Begin RECORD LIST

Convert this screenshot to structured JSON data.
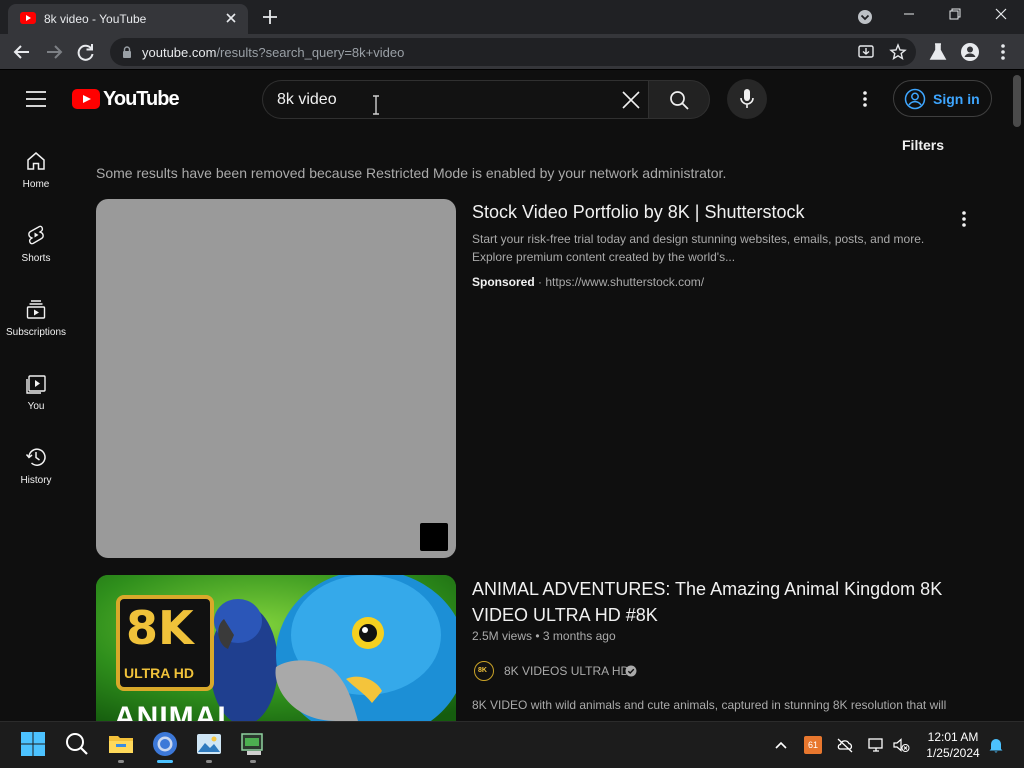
{
  "browser": {
    "tab_title": "8k video - YouTube",
    "url_host": "youtube.com",
    "url_path": "/results?search_query=8k+video"
  },
  "masthead": {
    "logo_text": "YouTube",
    "search_value": "8k video",
    "signin_label": "Sign in"
  },
  "sidebar": {
    "items": [
      {
        "label": "Home",
        "icon": "home-icon"
      },
      {
        "label": "Shorts",
        "icon": "shorts-icon"
      },
      {
        "label": "Subscriptions",
        "icon": "subscriptions-icon"
      },
      {
        "label": "You",
        "icon": "you-icon"
      },
      {
        "label": "History",
        "icon": "history-icon"
      }
    ]
  },
  "results": {
    "filters_label": "Filters",
    "restricted_notice": "Some results have been removed because Restricted Mode is enabled by your network administrator.",
    "ad": {
      "title": "Stock Video Portfolio by 8K | Shutterstock",
      "description": "Start your risk-free trial today and design stunning websites, emails, posts, and more. Explore premium content created by the world's...",
      "sponsored_label": "Sponsored",
      "separator": "·",
      "link": "https://www.shutterstock.com/"
    },
    "video": {
      "title": "ANIMAL ADVENTURES: The Amazing Animal Kingdom 8K VIDEO ULTRA HD #8K",
      "views": "2.5M views",
      "separator": "•",
      "age": "3 months ago",
      "channel": "8K VIDEOS ULTRA HD",
      "channel_avatar_text": "8K",
      "description": "8K VIDEO with wild animals and cute animals, captured in stunning 8K resolution that will",
      "thumb_badge_main": "8K",
      "thumb_badge_sub_1": "ULTRA",
      "thumb_badge_sub_2": "HD",
      "thumb_overlay_text": "ANIMAL"
    }
  },
  "taskbar": {
    "time": "12:01 AM",
    "date": "1/25/2024",
    "tray_badge": "61"
  },
  "colors": {
    "accent_blue": "#3ea6ff",
    "youtube_red": "#ff0000",
    "background": "#0f0f0f"
  }
}
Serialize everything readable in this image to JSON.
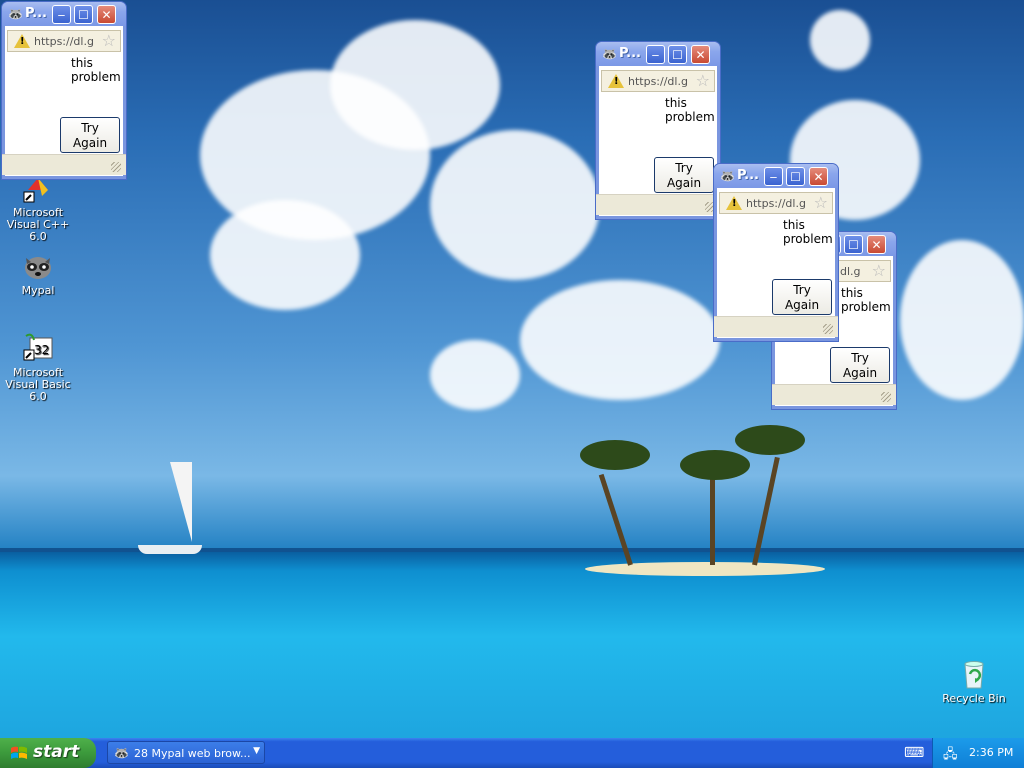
{
  "desktop": {
    "icons": [
      {
        "label": "Microsoft Visual C++ 6.0",
        "icon": "visual-cpp-icon"
      },
      {
        "label": "Mypal",
        "icon": "mypal-raccoon-icon"
      },
      {
        "label": "Microsoft Visual Basic 6.0",
        "icon": "visual-basic-icon"
      },
      {
        "label": "Recycle Bin",
        "icon": "recycle-bin-icon"
      }
    ]
  },
  "popup": {
    "title": "P...",
    "url": "https://dl.g",
    "message": "this problem",
    "button_label": "Try Again"
  },
  "popup_partial_url": "dl.g",
  "taskbar": {
    "start_label": "start",
    "task_label": "28 Mypal web brow...",
    "clock": "2:36 PM"
  },
  "colors": {
    "taskbar_blue": "#245edb",
    "start_green": "#3c9a3c",
    "title_blue": "#8aa6ec",
    "tray_blue": "#0f7fd6"
  }
}
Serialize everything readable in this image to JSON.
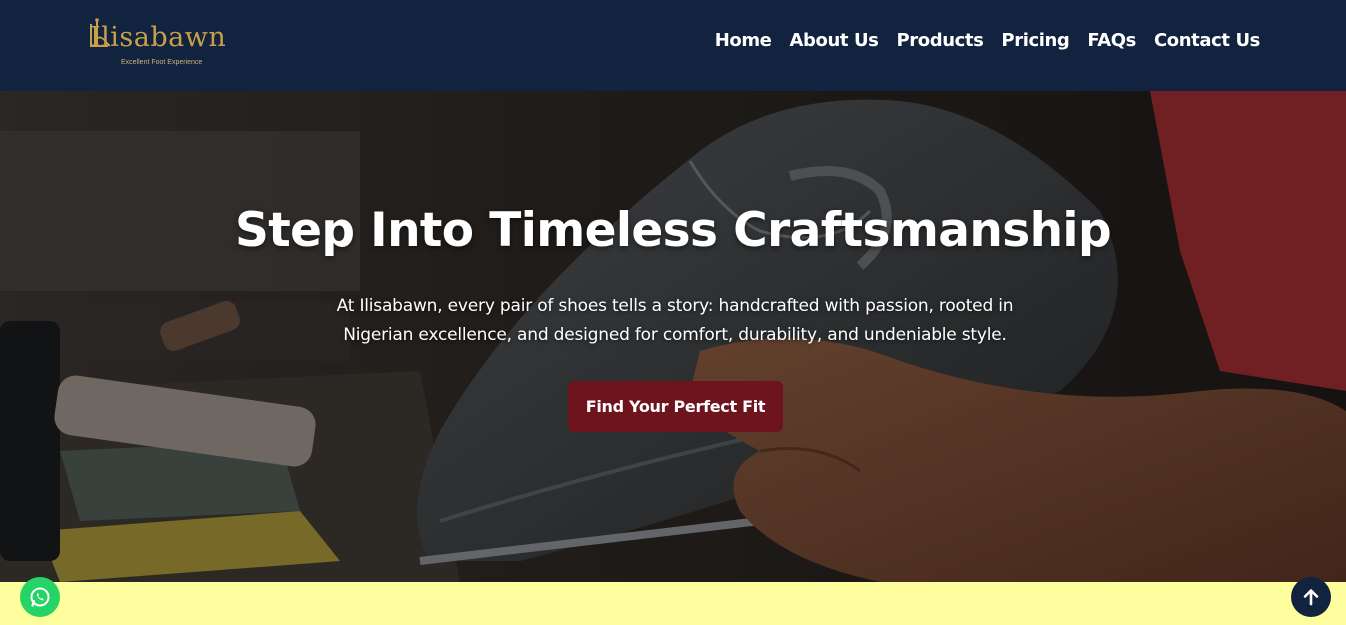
{
  "brand": {
    "name": "Ilisabawn",
    "tagline": "Excellent Foot Experience",
    "color": "#c9a04a"
  },
  "nav": {
    "items": [
      {
        "label": "Home"
      },
      {
        "label": "About Us"
      },
      {
        "label": "Products"
      },
      {
        "label": "Pricing"
      },
      {
        "label": "FAQs"
      },
      {
        "label": "Contact Us"
      }
    ]
  },
  "hero": {
    "title": "Step Into Timeless Craftsmanship",
    "subtitle": "At Ilisabawn, every pair of shoes tells a story: handcrafted with passion, rooted in Nigerian excellence, and designed for comfort, durability, and undeniable style.",
    "cta_label": "Find Your Perfect Fit",
    "cta_color": "#6e141c"
  },
  "floating": {
    "whatsapp_icon": "whatsapp-icon",
    "back_to_top_icon": "arrow-up-icon"
  },
  "colors": {
    "navbar": "#12233f",
    "section_below": "#fffe9f",
    "whatsapp": "#25d366"
  }
}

End RECORD LIST

_DIRECTIONS_.
What is the number of lines in the listing that include the word "description"? Give that number and nothing else.

_WRITTEN SOLUTION_.
2